## BEGIN Listed entries

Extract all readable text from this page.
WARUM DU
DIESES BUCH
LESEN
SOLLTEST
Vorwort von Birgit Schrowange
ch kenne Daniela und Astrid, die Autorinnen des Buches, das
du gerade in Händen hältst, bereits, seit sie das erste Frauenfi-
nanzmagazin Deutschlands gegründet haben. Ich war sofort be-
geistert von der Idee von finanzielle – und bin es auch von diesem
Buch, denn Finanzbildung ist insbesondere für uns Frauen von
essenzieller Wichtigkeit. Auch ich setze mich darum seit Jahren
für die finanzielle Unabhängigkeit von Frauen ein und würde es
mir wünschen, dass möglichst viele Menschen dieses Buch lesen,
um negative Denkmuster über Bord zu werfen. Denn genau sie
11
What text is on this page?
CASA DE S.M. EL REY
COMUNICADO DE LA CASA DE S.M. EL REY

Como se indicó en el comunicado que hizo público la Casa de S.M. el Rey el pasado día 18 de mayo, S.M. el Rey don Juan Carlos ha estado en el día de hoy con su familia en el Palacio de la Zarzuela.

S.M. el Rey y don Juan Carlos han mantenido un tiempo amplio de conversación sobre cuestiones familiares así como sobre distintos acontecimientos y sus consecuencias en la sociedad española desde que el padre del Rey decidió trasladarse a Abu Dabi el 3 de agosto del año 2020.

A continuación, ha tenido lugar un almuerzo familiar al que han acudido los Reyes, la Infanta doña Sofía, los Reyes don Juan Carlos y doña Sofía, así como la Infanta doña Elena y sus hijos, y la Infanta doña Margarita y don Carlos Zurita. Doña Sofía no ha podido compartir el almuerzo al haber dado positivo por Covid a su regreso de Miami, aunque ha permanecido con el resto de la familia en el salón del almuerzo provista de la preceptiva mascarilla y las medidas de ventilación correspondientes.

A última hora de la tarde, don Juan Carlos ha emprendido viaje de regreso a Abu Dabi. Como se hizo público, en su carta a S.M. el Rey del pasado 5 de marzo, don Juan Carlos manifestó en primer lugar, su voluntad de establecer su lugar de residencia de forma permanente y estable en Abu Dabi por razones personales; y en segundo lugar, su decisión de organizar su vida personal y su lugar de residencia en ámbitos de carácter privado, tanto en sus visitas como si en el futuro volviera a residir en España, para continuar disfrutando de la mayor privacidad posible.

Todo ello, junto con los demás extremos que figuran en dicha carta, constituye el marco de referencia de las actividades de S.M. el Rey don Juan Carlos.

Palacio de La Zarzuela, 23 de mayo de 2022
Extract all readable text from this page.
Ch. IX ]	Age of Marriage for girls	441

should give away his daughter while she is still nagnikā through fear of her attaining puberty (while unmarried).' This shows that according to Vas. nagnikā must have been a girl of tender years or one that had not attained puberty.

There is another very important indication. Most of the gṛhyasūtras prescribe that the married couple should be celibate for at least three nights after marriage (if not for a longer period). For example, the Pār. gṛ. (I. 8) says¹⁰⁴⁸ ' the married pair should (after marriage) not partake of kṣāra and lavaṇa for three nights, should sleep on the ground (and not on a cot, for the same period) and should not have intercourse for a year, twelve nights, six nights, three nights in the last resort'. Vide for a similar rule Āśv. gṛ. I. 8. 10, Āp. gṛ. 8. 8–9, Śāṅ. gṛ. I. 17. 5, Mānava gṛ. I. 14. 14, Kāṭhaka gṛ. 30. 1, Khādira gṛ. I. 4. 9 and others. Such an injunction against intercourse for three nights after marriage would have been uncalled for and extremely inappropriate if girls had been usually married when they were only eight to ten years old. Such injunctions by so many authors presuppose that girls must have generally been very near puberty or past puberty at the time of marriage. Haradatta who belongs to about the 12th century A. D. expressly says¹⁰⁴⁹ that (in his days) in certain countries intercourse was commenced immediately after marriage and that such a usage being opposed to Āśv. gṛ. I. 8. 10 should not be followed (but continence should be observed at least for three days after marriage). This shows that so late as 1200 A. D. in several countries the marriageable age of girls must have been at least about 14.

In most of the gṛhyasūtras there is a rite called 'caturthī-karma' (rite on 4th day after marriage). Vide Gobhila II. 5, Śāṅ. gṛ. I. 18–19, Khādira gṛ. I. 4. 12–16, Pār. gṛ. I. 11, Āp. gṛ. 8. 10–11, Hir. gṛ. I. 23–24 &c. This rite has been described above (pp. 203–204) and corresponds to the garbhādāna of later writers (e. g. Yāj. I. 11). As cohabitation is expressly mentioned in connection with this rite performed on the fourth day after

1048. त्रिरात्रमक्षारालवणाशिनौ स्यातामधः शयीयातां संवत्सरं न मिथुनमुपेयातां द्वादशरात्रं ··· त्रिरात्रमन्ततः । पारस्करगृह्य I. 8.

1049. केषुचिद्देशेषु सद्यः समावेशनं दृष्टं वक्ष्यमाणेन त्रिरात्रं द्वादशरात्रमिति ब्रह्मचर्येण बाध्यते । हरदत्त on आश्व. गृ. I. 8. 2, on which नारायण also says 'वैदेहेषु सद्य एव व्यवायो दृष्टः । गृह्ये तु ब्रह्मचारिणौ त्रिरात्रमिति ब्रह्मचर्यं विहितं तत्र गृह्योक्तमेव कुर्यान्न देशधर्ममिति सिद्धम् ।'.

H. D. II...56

## END Listed entries

▶ _Problem_
Search the data for the word "seit" and copy each line where it appears.

▶ _Answer to the task_
du gerade in Händen hältst, bereits, seit sie das erste Frauenfi-
essenzieller Wichtigkeit. Auch ich setze mich darum seit Jahren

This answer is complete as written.